Wherever a line in the data below holds "this", copy that line.

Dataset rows
START

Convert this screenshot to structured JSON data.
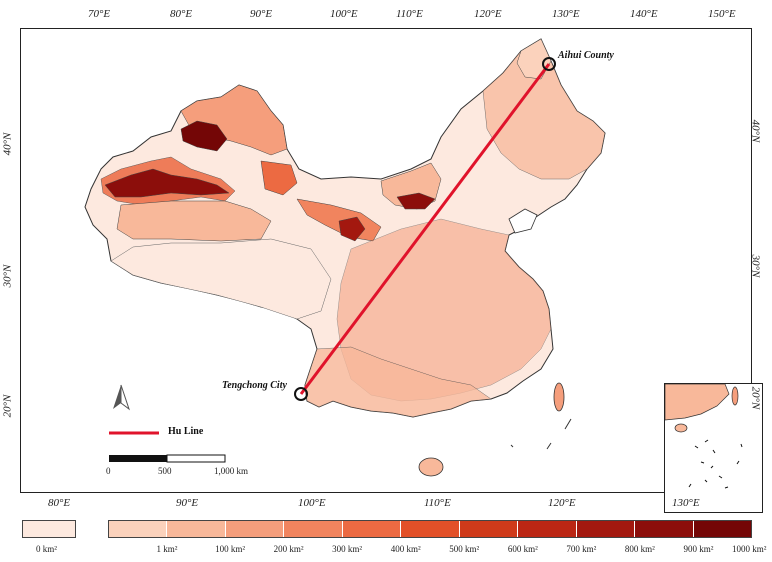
{
  "top_longitudes": [
    "70°E",
    "80°E",
    "90°E",
    "100°E",
    "110°E",
    "120°E",
    "130°E",
    "140°E",
    "150°E"
  ],
  "bottom_longitudes": [
    "80°E",
    "90°E",
    "100°E",
    "110°E",
    "120°E",
    "130°E"
  ],
  "latitudes_left": [
    "40°N",
    "30°N",
    "20°N"
  ],
  "latitudes_right": [
    "40°N",
    "30°N",
    "20°N"
  ],
  "places": {
    "aihui": "Aihui County",
    "tengchong": "Tengchong City"
  },
  "hu_line_label": "Hu Line",
  "scale_bar": {
    "labels": [
      "0",
      "500",
      "1,000 km"
    ]
  },
  "legend": {
    "zero_label": "0 km²",
    "zero_color": "#fde9df",
    "labels": [
      "1 km²",
      "100 km²",
      "200 km²",
      "300 km²",
      "400 km²",
      "500 km²",
      "600 km²",
      "700 km²",
      "800 km²",
      "900 km²",
      "1000 km²"
    ],
    "colors": [
      "#fbd2bc",
      "#f8b89a",
      "#f59e7c",
      "#f1845e",
      "#ec6a42",
      "#e25028",
      "#cf3a1a",
      "#bb2614",
      "#a3180f",
      "#8c0e0b",
      "#740606"
    ]
  },
  "colors": {
    "hu_line": "#e0132b",
    "border": "#333333",
    "base_fill": "#fde9df"
  }
}
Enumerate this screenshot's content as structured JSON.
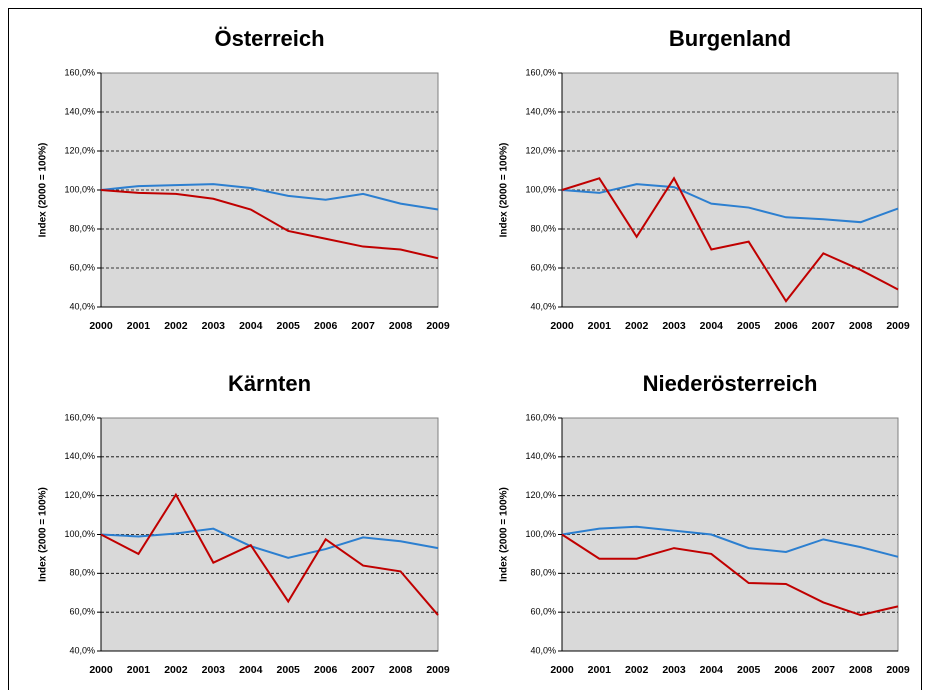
{
  "chart_data": [
    {
      "type": "line",
      "title": "Österreich",
      "ylabel": "Index (2000 = 100%)",
      "categories": [
        "2000",
        "2001",
        "2002",
        "2003",
        "2004",
        "2005",
        "2006",
        "2007",
        "2008",
        "2009"
      ],
      "series": [
        {
          "color": "#2c7fd0",
          "values": [
            100,
            102,
            102.5,
            103,
            101,
            97,
            95,
            98,
            93,
            90
          ]
        },
        {
          "color": "#c00000",
          "values": [
            100,
            98.5,
            98,
            95.5,
            90,
            79,
            75,
            71,
            69.5,
            65
          ]
        }
      ],
      "ylim": [
        40,
        160
      ],
      "yticks": [
        {
          "value": 40,
          "label": "40,0%"
        },
        {
          "value": 60,
          "label": "60,0%"
        },
        {
          "value": 80,
          "label": "80,0%"
        },
        {
          "value": 100,
          "label": "100,0%"
        },
        {
          "value": 120,
          "label": "120,0%"
        },
        {
          "value": 140,
          "label": "140,0%"
        },
        {
          "value": 160,
          "label": "160,0%"
        }
      ],
      "grid": true
    },
    {
      "type": "line",
      "title": "Burgenland",
      "ylabel": "Index (2000 = 100%)",
      "categories": [
        "2000",
        "2001",
        "2002",
        "2003",
        "2004",
        "2005",
        "2006",
        "2007",
        "2008",
        "2009"
      ],
      "series": [
        {
          "color": "#2c7fd0",
          "values": [
            100,
            98.5,
            103,
            101.5,
            93,
            91,
            86,
            85,
            83.5,
            90.5
          ]
        },
        {
          "color": "#c00000",
          "values": [
            100,
            106,
            76,
            106,
            69.5,
            73.5,
            43,
            67.5,
            59,
            49
          ]
        }
      ],
      "ylim": [
        40,
        160
      ],
      "yticks": [
        {
          "value": 40,
          "label": "40,0%"
        },
        {
          "value": 60,
          "label": "60,0%"
        },
        {
          "value": 80,
          "label": "80,0%"
        },
        {
          "value": 100,
          "label": "100,0%"
        },
        {
          "value": 120,
          "label": "120,0%"
        },
        {
          "value": 140,
          "label": "140,0%"
        },
        {
          "value": 160,
          "label": "160,0%"
        }
      ],
      "grid": true
    },
    {
      "type": "line",
      "title": "Kärnten",
      "ylabel": "Index (2000 = 100%)",
      "categories": [
        "2000",
        "2001",
        "2002",
        "2003",
        "2004",
        "2005",
        "2006",
        "2007",
        "2008",
        "2009"
      ],
      "series": [
        {
          "color": "#2c7fd0",
          "values": [
            100,
            99,
            100.5,
            103,
            94,
            88,
            92.5,
            98.5,
            96.5,
            93
          ]
        },
        {
          "color": "#c00000",
          "values": [
            100,
            90,
            120.5,
            85.5,
            94.5,
            65.5,
            97.5,
            84,
            81,
            58.5
          ]
        }
      ],
      "ylim": [
        40,
        160
      ],
      "yticks": [
        {
          "value": 40,
          "label": "40,0%"
        },
        {
          "value": 60,
          "label": "60,0%"
        },
        {
          "value": 80,
          "label": "80,0%"
        },
        {
          "value": 100,
          "label": "100,0%"
        },
        {
          "value": 120,
          "label": "120,0%"
        },
        {
          "value": 140,
          "label": "140,0%"
        },
        {
          "value": 160,
          "label": "160,0%"
        }
      ],
      "grid": true
    },
    {
      "type": "line",
      "title": "Niederösterreich",
      "ylabel": "Index (2000 = 100%)",
      "categories": [
        "2000",
        "2001",
        "2002",
        "2003",
        "2004",
        "2005",
        "2006",
        "2007",
        "2008",
        "2009"
      ],
      "series": [
        {
          "color": "#2c7fd0",
          "values": [
            100,
            103,
            104,
            102,
            100,
            93,
            91,
            97.5,
            93.5,
            88.5
          ]
        },
        {
          "color": "#c00000",
          "values": [
            100,
            87.5,
            87.5,
            93,
            90,
            75,
            74.5,
            65,
            58.5,
            63
          ]
        }
      ],
      "ylim": [
        40,
        160
      ],
      "yticks": [
        {
          "value": 40,
          "label": "40,0%"
        },
        {
          "value": 60,
          "label": "60,0%"
        },
        {
          "value": 80,
          "label": "80,0%"
        },
        {
          "value": 100,
          "label": "100,0%"
        },
        {
          "value": 120,
          "label": "120,0%"
        },
        {
          "value": 140,
          "label": "140,0%"
        },
        {
          "value": 160,
          "label": "160,0%"
        }
      ],
      "grid": true
    }
  ]
}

END

#### Problem solution
Convert this screenshot to structured JSON data.
Enumerate this screenshot's content as structured JSON.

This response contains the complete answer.